# Written task
Reproduce the entire listing word for word.

Data records:
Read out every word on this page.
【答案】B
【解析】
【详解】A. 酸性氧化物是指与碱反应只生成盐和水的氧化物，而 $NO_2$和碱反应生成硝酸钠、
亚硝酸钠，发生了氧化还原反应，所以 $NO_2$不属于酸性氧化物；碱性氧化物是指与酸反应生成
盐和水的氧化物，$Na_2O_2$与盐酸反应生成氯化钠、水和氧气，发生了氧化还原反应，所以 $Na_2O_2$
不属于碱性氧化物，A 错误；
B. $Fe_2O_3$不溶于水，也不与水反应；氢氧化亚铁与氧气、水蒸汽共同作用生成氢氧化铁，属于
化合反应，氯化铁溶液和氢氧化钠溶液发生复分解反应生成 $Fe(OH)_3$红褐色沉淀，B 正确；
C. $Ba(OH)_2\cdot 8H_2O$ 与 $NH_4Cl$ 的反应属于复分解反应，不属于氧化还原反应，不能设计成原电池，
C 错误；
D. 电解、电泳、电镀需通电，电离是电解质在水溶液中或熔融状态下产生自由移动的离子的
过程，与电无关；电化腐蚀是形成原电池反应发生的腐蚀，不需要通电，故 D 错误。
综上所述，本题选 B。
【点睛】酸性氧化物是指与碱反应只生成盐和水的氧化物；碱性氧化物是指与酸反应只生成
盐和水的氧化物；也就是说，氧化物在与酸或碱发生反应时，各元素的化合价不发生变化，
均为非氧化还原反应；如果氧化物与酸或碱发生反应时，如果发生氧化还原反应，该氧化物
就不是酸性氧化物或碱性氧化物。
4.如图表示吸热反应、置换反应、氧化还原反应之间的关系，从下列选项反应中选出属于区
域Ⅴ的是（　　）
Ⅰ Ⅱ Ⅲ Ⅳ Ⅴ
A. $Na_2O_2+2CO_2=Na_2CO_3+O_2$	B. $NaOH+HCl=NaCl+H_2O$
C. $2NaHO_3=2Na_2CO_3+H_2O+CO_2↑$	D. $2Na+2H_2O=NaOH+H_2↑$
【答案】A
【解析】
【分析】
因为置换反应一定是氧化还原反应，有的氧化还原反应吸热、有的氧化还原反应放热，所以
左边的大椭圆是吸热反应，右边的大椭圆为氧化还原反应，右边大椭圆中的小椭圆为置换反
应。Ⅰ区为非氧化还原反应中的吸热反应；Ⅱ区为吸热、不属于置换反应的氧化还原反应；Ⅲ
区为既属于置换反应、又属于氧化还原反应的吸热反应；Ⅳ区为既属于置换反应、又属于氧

# Problem solution
Read out every word on this page.
【答案】B
【解析】
【详解】A. 酸性氧化物是指与碱反应只生成盐和水的氧化物，而 $NO_2$和碱反应生成硝酸钠、
亚硝酸钠，发生了氧化还原反应，所以 $NO_2$不属于酸性氧化物；碱性氧化物是指与酸反应生成
盐和水的氧化物，$Na_2O_2$与盐酸反应生成氯化钠、水和氧气，发生了氧化还原反应，所以 $Na_2O_2$
不属于碱性氧化物，A 错误；
B. $Fe_2O_3$不溶于水，也不与水反应；氢氧化亚铁与氧气、水蒸汽共同作用生成氢氧化铁，属于
化合反应，氯化铁溶液和氢氧化钠溶液发生复分解反应生成 $Fe(OH)_3$红褐色沉淀，B 正确；
C. $Ba(OH)_2\cdot 8H_2O$ 与 $NH_4Cl$ 的反应属于复分解反应，不属于氧化还原反应，不能设计成原电池，
C 错误；
D. 电解、电泳、电镀需通电，电离是电解质在水溶液中或熔融状态下产生自由移动的离子的
过程，与电无关；电化腐蚀是形成原电池反应发生的腐蚀，不需要通电，故 D 错误。
综上所述，本题选 B。
【点睛】酸性氧化物是指与碱反应只生成盐和水的氧化物；碱性氧化物是指与酸反应只生成
盐和水的氧化物；也就是说，氧化物在与酸或碱发生反应时，各元素的化合价不发生变化，
均为非氧化还原反应；如果氧化物与酸或碱发生反应时，如果发生氧化还原反应，该氧化物
就不是酸性氧化物或碱性氧化物。
4.如图表示吸热反应、置换反应、氧化还原反应之间的关系，从下列选项反应中选出属于区
域Ⅴ的是（　　）
Ⅰ Ⅱ Ⅲ Ⅳ Ⅴ
A. $Na_2O_2+2CO_2=Na_2CO_3+O_2$	B. $NaOH+HCl=NaCl+H_2O$
C. $2NaHO_3=2Na_2CO_3+H_2O+CO_2↑$	D. $2Na+2H_2O=NaOH+H_2↑$
【答案】A
【解析】
【分析】
因为置换反应一定是氧化还原反应，有的氧化还原反应吸热、有的氧化还原反应放热，所以
左边的大椭圆是吸热反应，右边的大椭圆为氧化还原反应，右边大椭圆中的小椭圆为置换反
应。Ⅰ区为非氧化还原反应中的吸热反应；Ⅱ区为吸热、不属于置换反应的氧化还原反应；Ⅲ
区为既属于置换反应、又属于氧化还原反应的吸热反应；Ⅳ区为既属于置换反应、又属于氧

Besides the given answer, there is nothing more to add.